WRITTEN REQUEST →
Restate the listing that follows word for word, without its pictures.

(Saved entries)
┏━━

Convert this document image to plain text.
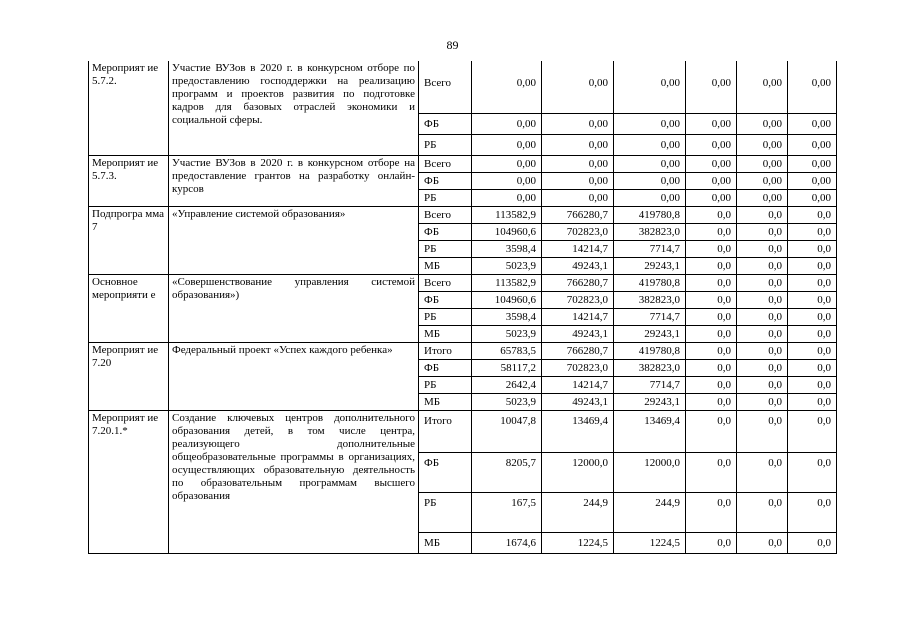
89
Мероприят ие 5.7.2.	Участие ВУЗов в 2020 г. в конкурсном отборе по предоставлению господдержки на реализацию программ и проектов развития по подготовке кадров для базовых отраслей экономики и социальной сферы.	Всего	0,00	0,00	0,00	0,00	0,00	0,00
		ФБ	0,00	0,00	0,00	0,00	0,00	0,00
		РБ	0,00	0,00	0,00	0,00	0,00	0,00
Мероприят ие 5.7.3.	Участие ВУЗов в 2020 г. в конкурсном отборе на предоставление грантов на разработку онлайн-курсов	Всего	0,00	0,00	0,00	0,00	0,00	0,00
		ФБ	0,00	0,00	0,00	0,00	0,00	0,00
		РБ	0,00	0,00	0,00	0,00	0,00	0,00
Подпрогра мма 7	«Управление системой образования»	Всего	113582,9	766280,7	419780,8	0,0	0,0	0,0
		ФБ	104960,6	702823,0	382823,0	0,0	0,0	0,0
		РБ	3598,4	14214,7	7714,7	0,0	0,0	0,0
		МБ	5023,9	49243,1	29243,1	0,0	0,0	0,0
Основное мероприяти е	«Совершенствование управления системой образования»)	Всего	113582,9	766280,7	419780,8	0,0	0,0	0,0
		ФБ	104960,6	702823,0	382823,0	0,0	0,0	0,0
		РБ	3598,4	14214,7	7714,7	0,0	0,0	0,0
		МБ	5023,9	49243,1	29243,1	0,0	0,0	0,0
Мероприят ие 7.20	Федеральный проект «Успех каждого ребенка»	Итого	65783,5	766280,7	419780,8	0,0	0,0	0,0
		ФБ	58117,2	702823,0	382823,0	0,0	0,0	0,0
		РБ	2642,4	14214,7	7714,7	0,0	0,0	0,0
		МБ	5023,9	49243,1	29243,1	0,0	0,0	0,0
Мероприят ие 7.20.1.*	Создание ключевых центров дополнительного образования детей, в том числе центра, реализующего дополнительные общеобразовательные программы в организациях, осуществляющих образовательную деятельность по образовательным программам высшего образования	Итого	10047,8	13469,4	13469,4	0,0	0,0	0,0
		ФБ	8205,7	12000,0	12000,0	0,0	0,0	0,0
		РБ	167,5	244,9	244,9	0,0	0,0	0,0
		МБ	1674,6	1224,5	1224,5	0,0	0,0	0,0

┗━━

THE RESPONSE →
Convert this document image to plain text.
89
Мероприят ие 5.7.2.	Участие ВУЗов в 2020 г. в конкурсном отборе по предоставлению господдержки на реализацию программ и проектов развития по подготовке кадров для базовых отраслей экономики и социальной сферы.	Всего	0,00	0,00	0,00	0,00	0,00	0,00
		ФБ	0,00	0,00	0,00	0,00	0,00	0,00
		РБ	0,00	0,00	0,00	0,00	0,00	0,00
Мероприят ие 5.7.3.	Участие ВУЗов в 2020 г. в конкурсном отборе на предоставление грантов на разработку онлайн-курсов	Всего	0,00	0,00	0,00	0,00	0,00	0,00
		ФБ	0,00	0,00	0,00	0,00	0,00	0,00
		РБ	0,00	0,00	0,00	0,00	0,00	0,00
Подпрогра мма 7	«Управление системой образования»	Всего	113582,9	766280,7	419780,8	0,0	0,0	0,0
		ФБ	104960,6	702823,0	382823,0	0,0	0,0	0,0
		РБ	3598,4	14214,7	7714,7	0,0	0,0	0,0
		МБ	5023,9	49243,1	29243,1	0,0	0,0	0,0
Основное мероприяти е	«Совершенствование управления системой образования»)	Всего	113582,9	766280,7	419780,8	0,0	0,0	0,0
		ФБ	104960,6	702823,0	382823,0	0,0	0,0	0,0
		РБ	3598,4	14214,7	7714,7	0,0	0,0	0,0
		МБ	5023,9	49243,1	29243,1	0,0	0,0	0,0
Мероприят ие 7.20	Федеральный проект «Успех каждого ребенка»	Итого	65783,5	766280,7	419780,8	0,0	0,0	0,0
		ФБ	58117,2	702823,0	382823,0	0,0	0,0	0,0
		РБ	2642,4	14214,7	7714,7	0,0	0,0	0,0
		МБ	5023,9	49243,1	29243,1	0,0	0,0	0,0
Мероприят ие 7.20.1.*	Создание ключевых центров дополнительного образования детей, в том числе центра, реализующего дополнительные общеобразовательные программы в организациях, осуществляющих образовательную деятельность по образовательным программам высшего образования	Итого	10047,8	13469,4	13469,4	0,0	0,0	0,0
		ФБ	8205,7	12000,0	12000,0	0,0	0,0	0,0
		РБ	167,5	244,9	244,9	0,0	0,0	0,0
		МБ	1674,6	1224,5	1224,5	0,0	0,0	0,0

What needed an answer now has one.